+++ RECORDS FOR THE EXERCISE +++

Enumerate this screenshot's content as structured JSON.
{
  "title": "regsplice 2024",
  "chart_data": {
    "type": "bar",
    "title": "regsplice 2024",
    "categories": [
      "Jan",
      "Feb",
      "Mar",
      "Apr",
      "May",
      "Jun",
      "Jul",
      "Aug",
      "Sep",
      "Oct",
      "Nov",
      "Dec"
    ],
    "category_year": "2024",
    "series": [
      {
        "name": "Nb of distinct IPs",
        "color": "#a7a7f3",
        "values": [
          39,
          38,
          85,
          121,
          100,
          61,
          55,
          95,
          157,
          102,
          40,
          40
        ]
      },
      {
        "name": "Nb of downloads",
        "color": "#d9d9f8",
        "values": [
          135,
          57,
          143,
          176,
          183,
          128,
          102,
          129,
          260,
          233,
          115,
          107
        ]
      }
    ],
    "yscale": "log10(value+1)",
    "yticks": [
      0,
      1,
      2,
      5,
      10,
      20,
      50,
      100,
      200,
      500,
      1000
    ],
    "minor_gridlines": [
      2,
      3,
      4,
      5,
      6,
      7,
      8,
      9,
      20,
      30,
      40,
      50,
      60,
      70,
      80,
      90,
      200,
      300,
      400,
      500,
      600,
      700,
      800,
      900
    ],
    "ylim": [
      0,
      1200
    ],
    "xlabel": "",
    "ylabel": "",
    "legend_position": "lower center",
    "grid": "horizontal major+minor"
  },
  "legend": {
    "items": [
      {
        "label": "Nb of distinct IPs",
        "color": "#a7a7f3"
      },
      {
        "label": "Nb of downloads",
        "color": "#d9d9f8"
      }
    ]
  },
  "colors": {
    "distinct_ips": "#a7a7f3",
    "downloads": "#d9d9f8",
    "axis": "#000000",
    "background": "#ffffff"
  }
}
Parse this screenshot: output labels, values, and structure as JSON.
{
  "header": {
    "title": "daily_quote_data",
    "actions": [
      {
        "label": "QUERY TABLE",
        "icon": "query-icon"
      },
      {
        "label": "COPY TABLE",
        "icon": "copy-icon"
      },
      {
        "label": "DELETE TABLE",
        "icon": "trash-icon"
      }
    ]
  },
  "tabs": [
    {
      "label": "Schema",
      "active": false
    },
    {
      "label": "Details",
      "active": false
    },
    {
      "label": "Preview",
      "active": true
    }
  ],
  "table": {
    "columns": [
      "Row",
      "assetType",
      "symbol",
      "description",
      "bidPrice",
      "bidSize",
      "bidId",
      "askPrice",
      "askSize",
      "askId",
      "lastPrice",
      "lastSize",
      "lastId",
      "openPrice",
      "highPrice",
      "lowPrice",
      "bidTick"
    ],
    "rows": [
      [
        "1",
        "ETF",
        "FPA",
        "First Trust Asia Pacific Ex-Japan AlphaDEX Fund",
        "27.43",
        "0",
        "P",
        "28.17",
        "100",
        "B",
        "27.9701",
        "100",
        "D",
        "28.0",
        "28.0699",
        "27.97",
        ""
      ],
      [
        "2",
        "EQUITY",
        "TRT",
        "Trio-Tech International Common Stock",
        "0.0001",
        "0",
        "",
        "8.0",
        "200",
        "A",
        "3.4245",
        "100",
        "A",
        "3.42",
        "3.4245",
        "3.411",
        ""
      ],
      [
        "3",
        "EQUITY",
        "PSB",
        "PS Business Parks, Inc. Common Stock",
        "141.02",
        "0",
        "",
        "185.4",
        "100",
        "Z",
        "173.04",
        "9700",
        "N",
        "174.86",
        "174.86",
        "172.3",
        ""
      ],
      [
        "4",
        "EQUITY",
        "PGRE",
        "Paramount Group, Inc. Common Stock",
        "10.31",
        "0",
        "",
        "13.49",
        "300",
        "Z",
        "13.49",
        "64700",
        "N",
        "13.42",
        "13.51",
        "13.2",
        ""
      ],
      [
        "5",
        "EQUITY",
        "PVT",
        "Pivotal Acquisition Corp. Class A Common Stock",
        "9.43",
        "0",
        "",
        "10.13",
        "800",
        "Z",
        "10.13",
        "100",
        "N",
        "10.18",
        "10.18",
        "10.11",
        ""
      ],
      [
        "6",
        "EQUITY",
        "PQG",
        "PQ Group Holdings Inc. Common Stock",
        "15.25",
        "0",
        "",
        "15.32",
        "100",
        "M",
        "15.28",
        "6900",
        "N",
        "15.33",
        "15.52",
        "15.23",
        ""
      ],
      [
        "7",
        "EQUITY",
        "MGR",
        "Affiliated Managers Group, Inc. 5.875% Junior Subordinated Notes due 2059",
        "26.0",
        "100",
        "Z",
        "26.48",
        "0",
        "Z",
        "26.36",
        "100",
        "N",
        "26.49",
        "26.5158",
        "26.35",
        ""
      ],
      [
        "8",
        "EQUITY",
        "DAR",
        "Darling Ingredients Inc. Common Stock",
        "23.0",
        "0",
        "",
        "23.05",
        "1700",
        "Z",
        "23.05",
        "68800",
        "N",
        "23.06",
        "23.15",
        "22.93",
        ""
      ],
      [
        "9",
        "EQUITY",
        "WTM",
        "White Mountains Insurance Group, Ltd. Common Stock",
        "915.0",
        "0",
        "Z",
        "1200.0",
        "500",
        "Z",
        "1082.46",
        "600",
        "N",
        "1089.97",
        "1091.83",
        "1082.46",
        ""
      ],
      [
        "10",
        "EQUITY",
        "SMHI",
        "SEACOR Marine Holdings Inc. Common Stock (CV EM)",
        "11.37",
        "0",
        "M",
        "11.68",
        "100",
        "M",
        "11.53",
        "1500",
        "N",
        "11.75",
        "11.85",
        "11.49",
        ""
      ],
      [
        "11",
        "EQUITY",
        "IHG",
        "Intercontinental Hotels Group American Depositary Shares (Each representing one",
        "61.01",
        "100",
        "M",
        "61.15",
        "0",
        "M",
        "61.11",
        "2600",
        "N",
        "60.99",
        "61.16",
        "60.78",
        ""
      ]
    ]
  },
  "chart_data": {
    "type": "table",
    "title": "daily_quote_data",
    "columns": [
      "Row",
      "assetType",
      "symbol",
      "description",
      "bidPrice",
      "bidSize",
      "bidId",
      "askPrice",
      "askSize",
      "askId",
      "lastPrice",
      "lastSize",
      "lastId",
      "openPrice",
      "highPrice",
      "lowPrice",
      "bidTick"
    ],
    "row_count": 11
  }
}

+++

» **WHAT TO DO**
Transcribe the records above exactly as they appear.

» **ANSWER**
Enumerate this screenshot's content as structured JSON.
{
  "title": "regsplice 2024",
  "chart_data": {
    "type": "bar",
    "title": "regsplice 2024",
    "categories": [
      "Jan",
      "Feb",
      "Mar",
      "Apr",
      "May",
      "Jun",
      "Jul",
      "Aug",
      "Sep",
      "Oct",
      "Nov",
      "Dec"
    ],
    "category_year": "2024",
    "series": [
      {
        "name": "Nb of distinct IPs",
        "color": "#a7a7f3",
        "values": [
          39,
          38,
          85,
          121,
          100,
          61,
          55,
          95,
          157,
          102,
          40,
          40
        ]
      },
      {
        "name": "Nb of downloads",
        "color": "#d9d9f8",
        "values": [
          135,
          57,
          143,
          176,
          183,
          128,
          102,
          129,
          260,
          233,
          115,
          107
        ]
      }
    ],
    "yscale": "log10(value+1)",
    "yticks": [
      0,
      1,
      2,
      5,
      10,
      20,
      50,
      100,
      200,
      500,
      1000
    ],
    "minor_gridlines": [
      2,
      3,
      4,
      5,
      6,
      7,
      8,
      9,
      20,
      30,
      40,
      50,
      60,
      70,
      80,
      90,
      200,
      300,
      400,
      500,
      600,
      700,
      800,
      900
    ],
    "ylim": [
      0,
      1200
    ],
    "xlabel": "",
    "ylabel": "",
    "legend_position": "lower center",
    "grid": "horizontal major+minor"
  },
  "legend": {
    "items": [
      {
        "label": "Nb of distinct IPs",
        "color": "#a7a7f3"
      },
      {
        "label": "Nb of downloads",
        "color": "#d9d9f8"
      }
    ]
  },
  "colors": {
    "distinct_ips": "#a7a7f3",
    "downloads": "#d9d9f8",
    "axis": "#000000",
    "background": "#ffffff"
  }
}
Parse this screenshot: output labels, values, and structure as JSON.
{
  "header": {
    "title": "daily_quote_data",
    "actions": [
      {
        "label": "QUERY TABLE",
        "icon": "query-icon"
      },
      {
        "label": "COPY TABLE",
        "icon": "copy-icon"
      },
      {
        "label": "DELETE TABLE",
        "icon": "trash-icon"
      }
    ]
  },
  "tabs": [
    {
      "label": "Schema",
      "active": false
    },
    {
      "label": "Details",
      "active": false
    },
    {
      "label": "Preview",
      "active": true
    }
  ],
  "table": {
    "columns": [
      "Row",
      "assetType",
      "symbol",
      "description",
      "bidPrice",
      "bidSize",
      "bidId",
      "askPrice",
      "askSize",
      "askId",
      "lastPrice",
      "lastSize",
      "lastId",
      "openPrice",
      "highPrice",
      "lowPrice",
      "bidTick"
    ],
    "rows": [
      [
        "1",
        "ETF",
        "FPA",
        "First Trust Asia Pacific Ex-Japan AlphaDEX Fund",
        "27.43",
        "0",
        "P",
        "28.17",
        "100",
        "B",
        "27.9701",
        "100",
        "D",
        "28.0",
        "28.0699",
        "27.97",
        ""
      ],
      [
        "2",
        "EQUITY",
        "TRT",
        "Trio-Tech International Common Stock",
        "0.0001",
        "0",
        "",
        "8.0",
        "200",
        "A",
        "3.4245",
        "100",
        "A",
        "3.42",
        "3.4245",
        "3.411",
        ""
      ],
      [
        "3",
        "EQUITY",
        "PSB",
        "PS Business Parks, Inc. Common Stock",
        "141.02",
        "0",
        "",
        "185.4",
        "100",
        "Z",
        "173.04",
        "9700",
        "N",
        "174.86",
        "174.86",
        "172.3",
        ""
      ],
      [
        "4",
        "EQUITY",
        "PGRE",
        "Paramount Group, Inc. Common Stock",
        "10.31",
        "0",
        "",
        "13.49",
        "300",
        "Z",
        "13.49",
        "64700",
        "N",
        "13.42",
        "13.51",
        "13.2",
        ""
      ],
      [
        "5",
        "EQUITY",
        "PVT",
        "Pivotal Acquisition Corp. Class A Common Stock",
        "9.43",
        "0",
        "",
        "10.13",
        "800",
        "Z",
        "10.13",
        "100",
        "N",
        "10.18",
        "10.18",
        "10.11",
        ""
      ],
      [
        "6",
        "EQUITY",
        "PQG",
        "PQ Group Holdings Inc. Common Stock",
        "15.25",
        "0",
        "",
        "15.32",
        "100",
        "M",
        "15.28",
        "6900",
        "N",
        "15.33",
        "15.52",
        "15.23",
        ""
      ],
      [
        "7",
        "EQUITY",
        "MGR",
        "Affiliated Managers Group, Inc. 5.875% Junior Subordinated Notes due 2059",
        "26.0",
        "100",
        "Z",
        "26.48",
        "0",
        "Z",
        "26.36",
        "100",
        "N",
        "26.49",
        "26.5158",
        "26.35",
        ""
      ],
      [
        "8",
        "EQUITY",
        "DAR",
        "Darling Ingredients Inc. Common Stock",
        "23.0",
        "0",
        "",
        "23.05",
        "1700",
        "Z",
        "23.05",
        "68800",
        "N",
        "23.06",
        "23.15",
        "22.93",
        ""
      ],
      [
        "9",
        "EQUITY",
        "WTM",
        "White Mountains Insurance Group, Ltd. Common Stock",
        "915.0",
        "0",
        "Z",
        "1200.0",
        "500",
        "Z",
        "1082.46",
        "600",
        "N",
        "1089.97",
        "1091.83",
        "1082.46",
        ""
      ],
      [
        "10",
        "EQUITY",
        "SMHI",
        "SEACOR Marine Holdings Inc. Common Stock (CV EM)",
        "11.37",
        "0",
        "M",
        "11.68",
        "100",
        "M",
        "11.53",
        "1500",
        "N",
        "11.75",
        "11.85",
        "11.49",
        ""
      ],
      [
        "11",
        "EQUITY",
        "IHG",
        "Intercontinental Hotels Group American Depositary Shares (Each representing one",
        "61.01",
        "100",
        "M",
        "61.15",
        "0",
        "M",
        "61.11",
        "2600",
        "N",
        "60.99",
        "61.16",
        "60.78",
        ""
      ]
    ]
  },
  "chart_data": {
    "type": "table",
    "title": "daily_quote_data",
    "columns": [
      "Row",
      "assetType",
      "symbol",
      "description",
      "bidPrice",
      "bidSize",
      "bidId",
      "askPrice",
      "askSize",
      "askId",
      "lastPrice",
      "lastSize",
      "lastId",
      "openPrice",
      "highPrice",
      "lowPrice",
      "bidTick"
    ],
    "row_count": 11
  }
}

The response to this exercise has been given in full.